#### Data to process

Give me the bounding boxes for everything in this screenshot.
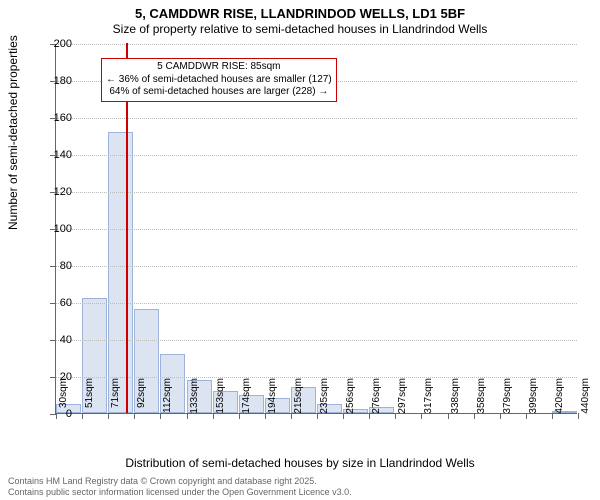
xtick-label: 215sqm [293,378,304,428]
chart-area: 5 CAMDDWR RISE: 85sqm ← 36% of semi-deta… [55,44,577,414]
xtick [187,413,188,419]
gridline [56,192,577,193]
xtick-label: 194sqm [267,378,278,428]
xtick-label: 317sqm [423,378,434,428]
xtick-label: 235sqm [319,378,330,428]
ytick-label: 200 [42,38,72,50]
xtick-label: 133sqm [189,378,200,428]
gridline [56,303,577,304]
xtick [474,413,475,419]
ytick-label: 80 [42,260,72,272]
xtick [265,413,266,419]
xtick-label: 338sqm [450,378,461,428]
y-axis-label: Number of semi-detached properties [6,35,20,230]
ytick-label: 180 [42,75,72,87]
ytick-label: 160 [42,112,72,124]
xtick-label: 153sqm [215,378,226,428]
annotation-box: 5 CAMDDWR RISE: 85sqm ← 36% of semi-deta… [101,58,337,102]
xtick [552,413,553,419]
footer: Contains HM Land Registry data © Crown c… [8,476,352,498]
gridline [56,266,577,267]
title-line1: 5, CAMDDWR RISE, LLANDRINDOD WELLS, LD1 … [0,6,600,21]
gridline [56,377,577,378]
xtick-label: 30sqm [58,378,69,428]
xtick [448,413,449,419]
xtick-label: 399sqm [528,378,539,428]
xtick-label: 112sqm [162,378,173,428]
ytick-label: 60 [42,297,72,309]
ytick-label: 40 [42,334,72,346]
bar [108,132,133,413]
xtick [213,413,214,419]
annotation-line2: ← 36% of semi-detached houses are smalle… [106,74,332,87]
xtick-label: 297sqm [397,378,408,428]
xtick-label: 440sqm [580,378,591,428]
ytick-label: 140 [42,149,72,161]
annotation-line1: 5 CAMDDWR RISE: 85sqm [106,61,332,74]
footer-line1: Contains HM Land Registry data © Crown c… [8,476,352,487]
xtick [82,413,83,419]
footer-line2: Contains public sector information licen… [8,487,352,498]
gridline [56,44,577,45]
gridline [56,155,577,156]
xtick [578,413,579,419]
gridline [56,340,577,341]
xtick-label: 358sqm [476,378,487,428]
gridline [56,229,577,230]
xtick-label: 420sqm [554,378,565,428]
title-line2: Size of property relative to semi-detach… [0,22,600,36]
ytick-label: 120 [42,186,72,198]
ytick-label: 100 [42,223,72,235]
xtick [343,413,344,419]
xtick-label: 379sqm [502,378,513,428]
x-axis-label: Distribution of semi-detached houses by … [0,456,600,470]
xtick [239,413,240,419]
xtick [317,413,318,419]
xtick-label: 276sqm [371,378,382,428]
gridline [56,118,577,119]
xtick-label: 71sqm [110,378,121,428]
xtick [526,413,527,419]
xtick-label: 92sqm [136,378,147,428]
xtick-label: 51sqm [84,378,95,428]
xtick [291,413,292,419]
xtick-label: 174sqm [241,378,252,428]
chart-title-block: 5, CAMDDWR RISE, LLANDRINDOD WELLS, LD1 … [0,0,600,36]
annotation-line3: 64% of semi-detached houses are larger (… [106,86,332,99]
xtick [500,413,501,419]
xtick-label: 256sqm [345,378,356,428]
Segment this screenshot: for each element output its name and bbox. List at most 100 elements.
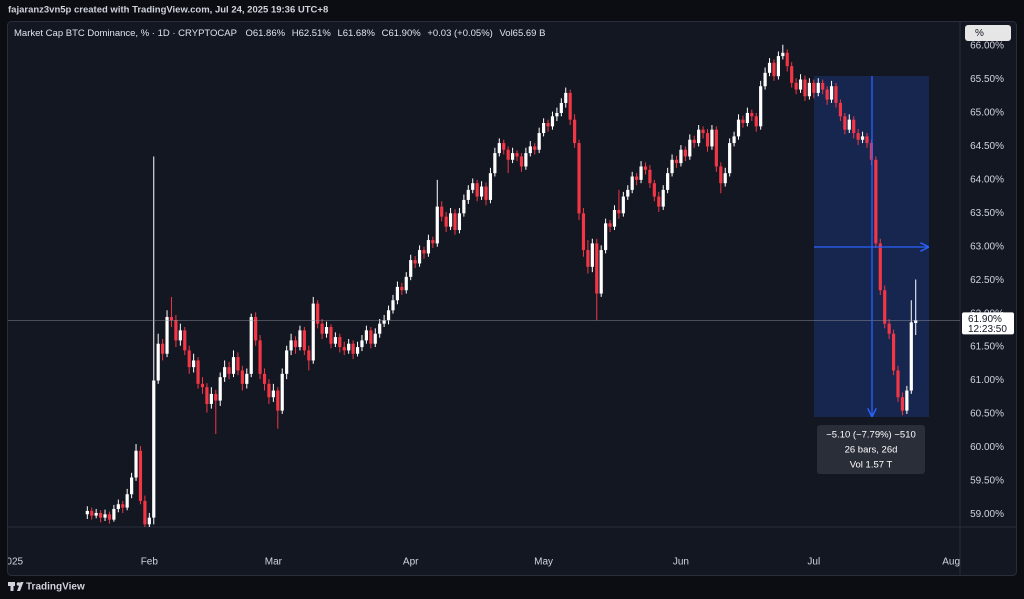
candle-body — [417, 250, 422, 264]
candle-body — [701, 129, 705, 134]
candle-body — [161, 343, 165, 354]
candle-body — [621, 196, 625, 214]
candle-body — [426, 240, 431, 254]
x-tick-label: Jun — [673, 557, 689, 568]
candle-body — [860, 136, 865, 140]
candle-body — [692, 139, 696, 144]
legend-low: L61.68% — [337, 28, 375, 39]
candle-body — [143, 500, 147, 525]
candle-body — [612, 209, 617, 227]
candle-body — [803, 79, 807, 97]
candle-body — [200, 383, 205, 388]
x-tick-label: Feb — [141, 557, 159, 568]
candle-body — [643, 166, 648, 170]
candle-body — [852, 119, 856, 134]
candle-body — [342, 347, 346, 351]
price-tag — [962, 312, 1014, 335]
candle-body — [878, 243, 882, 291]
legend-change: +0.03 (+0.05%) — [427, 28, 493, 39]
candle-body — [107, 514, 112, 520]
candle-body — [533, 146, 537, 150]
candle-body — [652, 183, 656, 197]
logo-stem — [10, 582, 14, 591]
candle-body — [821, 82, 825, 90]
candle-body — [404, 276, 408, 291]
candle-body — [790, 66, 794, 83]
candle-body — [462, 199, 466, 214]
candle-body — [178, 330, 182, 341]
candle-body — [754, 116, 758, 127]
candle-body — [843, 116, 847, 130]
candle-body — [661, 189, 665, 207]
candle-body — [324, 327, 329, 334]
candle-body — [590, 243, 594, 267]
candle-body — [874, 159, 878, 244]
candle-body — [431, 240, 435, 244]
candle-body — [794, 82, 798, 90]
candle-body — [674, 159, 679, 164]
y-tick-label: 60.00% — [970, 442, 1004, 453]
chart-panel — [7, 21, 1017, 576]
candle-body — [227, 367, 231, 374]
candle-body — [564, 92, 568, 103]
candle-body — [914, 320, 918, 323]
candle-body — [240, 370, 244, 384]
candle-body — [759, 86, 763, 127]
candle-body — [316, 303, 320, 324]
candle-body — [121, 504, 125, 508]
candle-body — [697, 129, 701, 144]
candle-body — [152, 380, 156, 518]
candle-body — [338, 337, 342, 348]
candle-body — [99, 512, 103, 518]
candle-body — [236, 357, 240, 371]
candle-body — [395, 286, 400, 301]
candle-body — [382, 320, 386, 324]
candle-body — [165, 316, 169, 354]
candle-body — [413, 260, 417, 264]
candle-body — [506, 149, 510, 160]
candle-body — [648, 169, 652, 184]
x-tick-label: 2025 — [1, 557, 24, 568]
scale-button[interactable] — [965, 25, 1011, 41]
candle-body — [311, 303, 315, 361]
candle-body — [484, 186, 488, 200]
candle-body — [626, 189, 630, 197]
candle-body — [741, 119, 745, 123]
logo-slash — [17, 582, 24, 591]
candle-body — [285, 350, 289, 374]
candle-body — [750, 112, 754, 117]
candle-body — [378, 323, 382, 334]
candle-body — [156, 343, 160, 381]
candle-body — [896, 370, 900, 398]
candle-body — [865, 136, 869, 144]
candle-body — [125, 494, 129, 508]
candle-body — [329, 327, 333, 344]
legend-volume: Vol65.69 B — [499, 28, 545, 39]
candle-body — [683, 149, 687, 157]
candle-body — [710, 129, 714, 147]
candle-body — [192, 360, 196, 368]
candle-body — [249, 316, 253, 374]
candle-body — [85, 510, 89, 515]
candle-body — [493, 153, 497, 174]
candle-body — [577, 143, 581, 214]
candle-body — [816, 82, 820, 93]
candle-body — [488, 173, 493, 200]
candle-body — [714, 129, 718, 167]
scale-button-label[interactable]: % — [975, 28, 984, 39]
candle-body — [785, 52, 789, 67]
candle-body — [745, 112, 749, 123]
price-tag-value: 61.90% — [968, 314, 1002, 325]
candle-body — [347, 343, 351, 351]
candle-body — [134, 450, 138, 478]
legend-high: H62.51% — [292, 28, 332, 39]
candle-body — [546, 123, 550, 127]
candle-body — [847, 119, 851, 130]
candle-body — [883, 290, 887, 324]
candle-body — [475, 183, 479, 197]
y-tick-label: 65.50% — [970, 74, 1004, 85]
legend-open: O61.86% — [245, 28, 285, 39]
candle-body — [679, 149, 683, 164]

#### What to work on
Could you reproduce all of the entries above word for word, with the pictures left out?

#### The result
Give me the bounding boxes for everything in this screenshot.
xtick-label: 215sqm [293,378,304,428]
chart-area: 5 CAMDDWR RISE: 85sqm ← 36% of semi-deta… [55,44,577,414]
xtick [187,413,188,419]
gridline [56,192,577,193]
xtick-label: 194sqm [267,378,278,428]
xtick-label: 317sqm [423,378,434,428]
xtick-label: 235sqm [319,378,330,428]
ytick-label: 200 [42,38,72,50]
xtick-label: 133sqm [189,378,200,428]
gridline [56,303,577,304]
xtick [474,413,475,419]
ytick-label: 80 [42,260,72,272]
xtick [265,413,266,419]
xtick-label: 338sqm [450,378,461,428]
y-axis-label: Number of semi-detached properties [6,35,20,230]
ytick-label: 180 [42,75,72,87]
ytick-label: 160 [42,112,72,124]
xtick-label: 153sqm [215,378,226,428]
annotation-box: 5 CAMDDWR RISE: 85sqm ← 36% of semi-deta… [101,58,337,102]
xtick [552,413,553,419]
footer: Contains HM Land Registry data © Crown c… [8,476,352,498]
gridline [56,266,577,267]
title-line1: 5, CAMDDWR RISE, LLANDRINDOD WELLS, LD1 … [0,6,600,21]
gridline [56,377,577,378]
xtick-label: 30sqm [58,378,69,428]
xtick [448,413,449,419]
xtick-label: 399sqm [528,378,539,428]
xtick-label: 112sqm [162,378,173,428]
ytick-label: 60 [42,297,72,309]
ytick-label: 40 [42,334,72,346]
bar [108,132,133,413]
xtick [213,413,214,419]
annotation-line2: ← 36% of semi-detached houses are smalle… [106,74,332,87]
xtick-label: 297sqm [397,378,408,428]
xtick-label: 440sqm [580,378,591,428]
ytick-label: 140 [42,149,72,161]
annotation-line1: 5 CAMDDWR RISE: 85sqm [106,61,332,74]
footer-line1: Contains HM Land Registry data © Crown c… [8,476,352,487]
xtick [82,413,83,419]
footer-line2: Contains public sector information licen… [8,487,352,498]
gridline [56,44,577,45]
gridline [56,155,577,156]
xtick [578,413,579,419]
gridline [56,340,577,341]
xtick-label: 358sqm [476,378,487,428]
gridline [56,229,577,230]
xtick-label: 420sqm [554,378,565,428]
title-line2: Size of property relative to semi-detach… [0,22,600,36]
ytick-label: 120 [42,186,72,198]
ytick-label: 100 [42,223,72,235]
xtick [343,413,344,419]
xtick-label: 379sqm [502,378,513,428]
x-axis-label: Distribution of semi-detached houses by … [0,456,600,470]
xtick [239,413,240,419]
xtick [317,413,318,419]
xtick-label: 276sqm [371,378,382,428]
gridline [56,118,577,119]
xtick-label: 71sqm [110,378,121,428]
xtick [526,413,527,419]
xtick-label: 92sqm [136,378,147,428]
xtick-label: 51sqm [84,378,95,428]
xtick [291,413,292,419]
xtick-label: 174sqm [241,378,252,428]
chart-title-block: 5, CAMDDWR RISE, LLANDRINDOD WELLS, LD1 … [0,0,600,36]
annotation-line3: 64% of semi-detached houses are larger (… [106,86,332,99]
xtick [500,413,501,419]
xtick-label: 256sqm [345,378,356,428]
Segment this screenshot: for each element output its name and bbox. List at most 100 elements.
candle-body — [417, 250, 422, 264]
candle-body — [701, 129, 705, 134]
candle-body — [161, 343, 165, 354]
candle-body — [621, 196, 625, 214]
candle-body — [426, 240, 431, 254]
x-tick-label: Jun — [673, 557, 689, 568]
candle-body — [860, 136, 865, 140]
candle-body — [692, 139, 696, 144]
legend-low: L61.68% — [337, 28, 375, 39]
candle-body — [143, 500, 147, 525]
candle-body — [612, 209, 617, 227]
candle-body — [803, 79, 807, 97]
candle-body — [200, 383, 205, 388]
x-tick-label: Feb — [141, 557, 159, 568]
candle-body — [643, 166, 648, 170]
candle-body — [852, 119, 856, 134]
candle-body — [342, 347, 346, 351]
price-tag — [962, 312, 1014, 335]
candle-body — [878, 243, 882, 291]
legend-change: +0.03 (+0.05%) — [427, 28, 493, 39]
candle-body — [107, 514, 112, 520]
candle-body — [533, 146, 537, 150]
candle-body — [652, 183, 656, 197]
logo-stem — [10, 582, 14, 591]
candle-body — [821, 82, 825, 90]
candle-body — [404, 276, 408, 291]
candle-body — [790, 66, 794, 83]
candle-body — [462, 199, 466, 214]
candle-body — [178, 330, 182, 341]
candle-body — [754, 116, 758, 127]
candle-body — [843, 116, 847, 130]
candle-body — [661, 189, 665, 207]
candle-body — [324, 327, 329, 334]
candle-body — [590, 243, 594, 267]
candle-body — [874, 159, 878, 244]
candle-body — [431, 240, 435, 244]
candle-body — [794, 82, 798, 90]
candle-body — [674, 159, 679, 164]
y-tick-label: 60.00% — [970, 442, 1004, 453]
chart-panel — [7, 21, 1017, 576]
candle-body — [227, 367, 231, 374]
candle-body — [564, 92, 568, 103]
candle-body — [914, 320, 918, 323]
candle-body — [240, 370, 244, 384]
candle-body — [759, 86, 763, 127]
candle-body — [316, 303, 320, 324]
candle-body — [121, 504, 125, 508]
candle-body — [697, 129, 701, 144]
candle-body — [152, 380, 156, 518]
candle-body — [338, 337, 342, 348]
candle-body — [99, 512, 103, 518]
candle-body — [236, 357, 240, 371]
candle-body — [395, 286, 400, 301]
candle-body — [382, 320, 386, 324]
candle-body — [165, 316, 169, 354]
candle-body — [413, 260, 417, 264]
candle-body — [506, 149, 510, 160]
candle-body — [648, 169, 652, 184]
x-tick-label: 2025 — [1, 557, 24, 568]
scale-button[interactable] — [965, 25, 1011, 41]
candle-body — [311, 303, 315, 361]
candle-body — [484, 186, 488, 200]
candle-body — [626, 189, 630, 197]
candle-body — [741, 119, 745, 123]
logo-slash — [17, 582, 24, 591]
candle-body — [285, 350, 289, 374]
candle-body — [750, 112, 754, 117]
candle-body — [378, 323, 382, 334]
candle-body — [156, 343, 160, 381]
candle-body — [896, 370, 900, 398]
candle-body — [865, 136, 869, 144]
candle-body — [125, 494, 129, 508]
candle-body — [329, 327, 333, 344]
legend-volume: Vol65.69 B — [499, 28, 545, 39]
candle-body — [683, 149, 687, 157]
candle-body — [710, 129, 714, 147]
candle-body — [192, 360, 196, 368]
candle-body — [249, 316, 253, 374]
candle-body — [85, 510, 89, 515]
candle-body — [493, 153, 497, 174]
candle-body — [577, 143, 581, 214]
candle-body — [816, 82, 820, 93]
candle-body — [488, 173, 493, 200]
candle-body — [714, 129, 718, 167]
scale-button-label[interactable]: % — [975, 28, 984, 39]
candle-body — [785, 52, 789, 67]
candle-body — [745, 112, 749, 123]
price-tag-value: 61.90% — [968, 314, 1002, 325]
candle-body — [347, 343, 351, 351]
candle-body — [134, 450, 138, 478]
legend-high: H62.51% — [292, 28, 332, 39]
candle-body — [546, 123, 550, 127]
candle-body — [847, 119, 851, 130]
candle-body — [883, 290, 887, 324]
candle-body — [475, 183, 479, 197]
y-tick-label: 65.50% — [970, 74, 1004, 85]
legend-open: O61.86% — [245, 28, 285, 39]
candle-body — [679, 149, 683, 164]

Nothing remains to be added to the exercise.